• **RECORDS FOR THIS TASK**:
______________________________
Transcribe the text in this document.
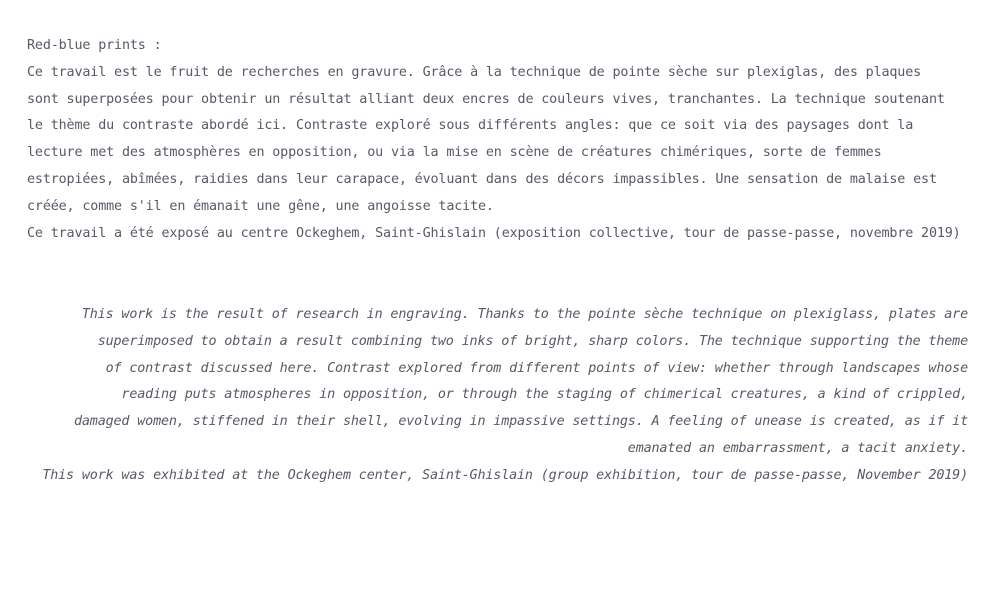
Red-blue prints :
Ce travail est le fruit de recherches en gravure. Grâce à la technique de pointe sèche sur plexiglas, des plaques
sont superposées pour obtenir un résultat alliant deux encres de couleurs vives, tranchantes. La technique soutenant
le thème du contraste abordé ici. Contraste exploré sous différents angles: que ce soit via des paysages dont la
lecture met des atmosphères en opposition, ou via la mise en scène de créatures chimériques, sorte de femmes
estropiées, abîmées, raidies dans leur carapace, évoluant dans des décors impassibles. Une sensation de malaise est
créée, comme s'il en émanait une gêne, une angoisse tacite.
Ce travail a été exposé au centre Ockeghem, Saint-Ghislain (exposition collective, tour de passe-passe, novembre 2019)
This work is the result of research in engraving. Thanks to the pointe sèche technique on plexiglass, plates are
superimposed to obtain a result combining two inks of bright, sharp colors. The technique supporting the theme
of contrast discussed here. Contrast explored from different points of view: whether through landscapes whose
reading puts atmospheres in opposition, or through the staging of chimerical creatures, a kind of crippled,
damaged women, stiffened in their shell, evolving in impassive settings. A feeling of unease is created, as if it
emanated an embarrassment, a tacit anxiety.
This work was exhibited at the Ockeghem center, Saint-Ghislain (group exhibition, tour de passe-passe, November 2019)
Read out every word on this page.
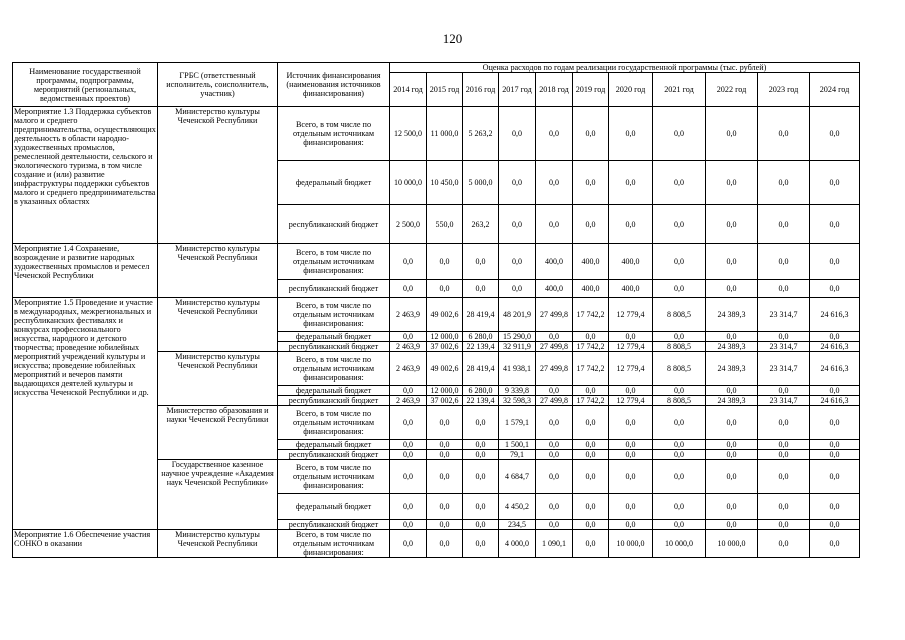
120
Наименование государственной программы, подпрограммы, мероприятий (региональных, ведомственных проектов)	ГРБС (ответственный исполнитель, соисполнитель, участник)	Источник финансирования (наименования источников финансирования)	Оценка расходов по годам реализации государственной программы (тыс. рублей)										
			2014 год	2015 год	2016 год	2017 год	2018 год	2019 год	2020 год	2021 год	2022 год	2023 год	2024 год
Мероприятие 1.3 Поддержка субъектов малого и среднего предпринимательства, осуществляющих деятельность в области народно-художественных промыслов, ремесленной деятельности, сельского и экологического туризма, в том числе создание и (или) развитие инфраструктуры поддержки субъектов малого и среднего предпринимательства в указанных областях	Министерство культуры Чеченской Республики	Всего, в том числе по отдельным источникам финансирования:	12 500,0	11 000,0	5 263,2	0,0	0,0	0,0	0,0	0,0	0,0	0,0	0,0
		федеральный бюджет	10 000,0	10 450,0	5 000,0	0,0	0,0	0,0	0,0	0,0	0,0	0,0	0,0
		республиканский бюджет	2 500,0	550,0	263,2	0,0	0,0	0,0	0,0	0,0	0,0	0,0	0,0
Мероприятие 1.4 Сохранение, возрождение и развитие народных художественных промыслов и ремесел Чеченской Республики	Министерство культуры Чеченской Республики	Всего, в том числе по отдельным источникам финансирования:	0,0	0,0	0,0	0,0	400,0	400,0	400,0	0,0	0,0	0,0	0,0
		республиканский бюджет	0,0	0,0	0,0	0,0	400,0	400,0	400,0	0,0	0,0	0,0	0,0
Мероприятие 1.5 Проведение и участие в международных, межрегиональных и республиканских фестивалях и конкурсах профессионального искусства, народного и детского творчества; проведение юбилейных мероприятий учреждений культуры и искусства; проведение юбилейных мероприятий и вечеров памяти выдающихся деятелей культуры и искусства Чеченской Республики и др.	Министерство культуры Чеченской Республики	Всего, в том числе по отдельным источникам финансирования:	2 463,9	49 002,6	28 419,4	48 201,9	27 499,8	17 742,2	12 779,4	8 808,5	24 389,3	23 314,7	24 616,3
		федеральный бюджет	0,0	12 000,0	6 280,0	15 290,0	0,0	0,0	0,0	0,0	0,0	0,0	0,0
		республиканский бюджет	2 463,9	37 002,6	22 139,4	32 911,9	27 499,8	17 742,2	12 779,4	8 808,5	24 389,3	23 314,7	24 616,3
	Министерство культуры Чеченской Республики	Всего, в том числе по отдельным источникам финансирования:	2 463,9	49 002,6	28 419,4	41 938,1	27 499,8	17 742,2	12 779,4	8 808,5	24 389,3	23 314,7	24 616,3
		федеральный бюджет	0,0	12 000,0	6 280,0	9 339,8	0,0	0,0	0,0	0,0	0,0	0,0	0,0
		республиканский бюджет	2 463,9	37 002,6	22 139,4	32 598,3	27 499,8	17 742,2	12 779,4	8 808,5	24 389,3	23 314,7	24 616,3
	Министерство образования и науки Чеченской Республики	Всего, в том числе по отдельным источникам финансирования:	0,0	0,0	0,0	1 579,1	0,0	0,0	0,0	0,0	0,0	0,0	0,0
		федеральный бюджет	0,0	0,0	0,0	1 500,1	0,0	0,0	0,0	0,0	0,0	0,0	0,0
		республиканский бюджет	0,0	0,0	0,0	79,1	0,0	0,0	0,0	0,0	0,0	0,0	0,0
	Государственное казенное научное учреждение «Академия наук Чеченской Республики»	Всего, в том числе по отдельным источникам финансирования:	0,0	0,0	0,0	4 684,7	0,0	0,0	0,0	0,0	0,0	0,0	0,0
		федеральный бюджет	0,0	0,0	0,0	4 450,2	0,0	0,0	0,0	0,0	0,0	0,0	0,0
		республиканский бюджет	0,0	0,0	0,0	234,5	0,0	0,0	0,0	0,0	0,0	0,0	0,0
Мероприятие 1.6 Обеспечение участия СОНКО в оказании	Министерство культуры Чеченской Республики	Всего, в том числе по отдельным источникам финансирования:	0,0	0,0	0,0	4 000,0	1 090,1	0,0	10 000,0	10 000,0	10 000,0	0,0	0,0
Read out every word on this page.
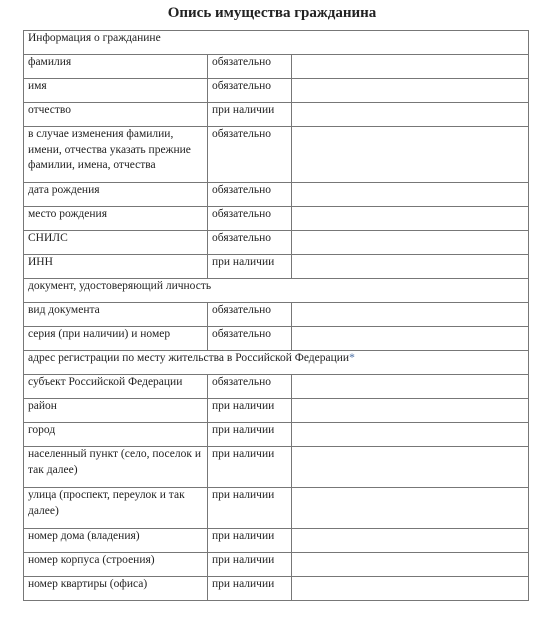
Опись имущества гражданина
Информация о гражданине		
фамилия	обязательно	
имя	обязательно	
отчество	при наличии	
в случае изменения фамилии, имени, отчества указать прежние фамилии, имена, отчества	обязательно	
дата рождения	обязательно	
место рождения	обязательно	
СНИЛС	обязательно	
ИНН	при наличии	
документ, удостоверяющий личность		
вид документа	обязательно	
серия (при наличии) и номер	обязательно	
адрес регистрации по месту жительства в Российской Федерации*		
субъект Российской Федерации	обязательно	
район	при наличии	
город	при наличии	
населенный пункт (село, поселок и так далее)	при наличии	
улица (проспект, переулок и так далее)	при наличии	
номер дома (владения)	при наличии	
номер корпуса (строения)	при наличии	
номер квартиры (офиса)	при наличии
______________________________
• **WHAT NEEDS TO BE DONE**: Copy out each line that contains the word "pointe".

• **SOLUTION TO THE EXERCISE**:
Ce travail est le fruit de recherches en gravure. Grâce à la technique de pointe sèche sur plexiglas, des plaques
This work is the result of research in engraving. Thanks to the pointe sèche technique on plexiglass, plates are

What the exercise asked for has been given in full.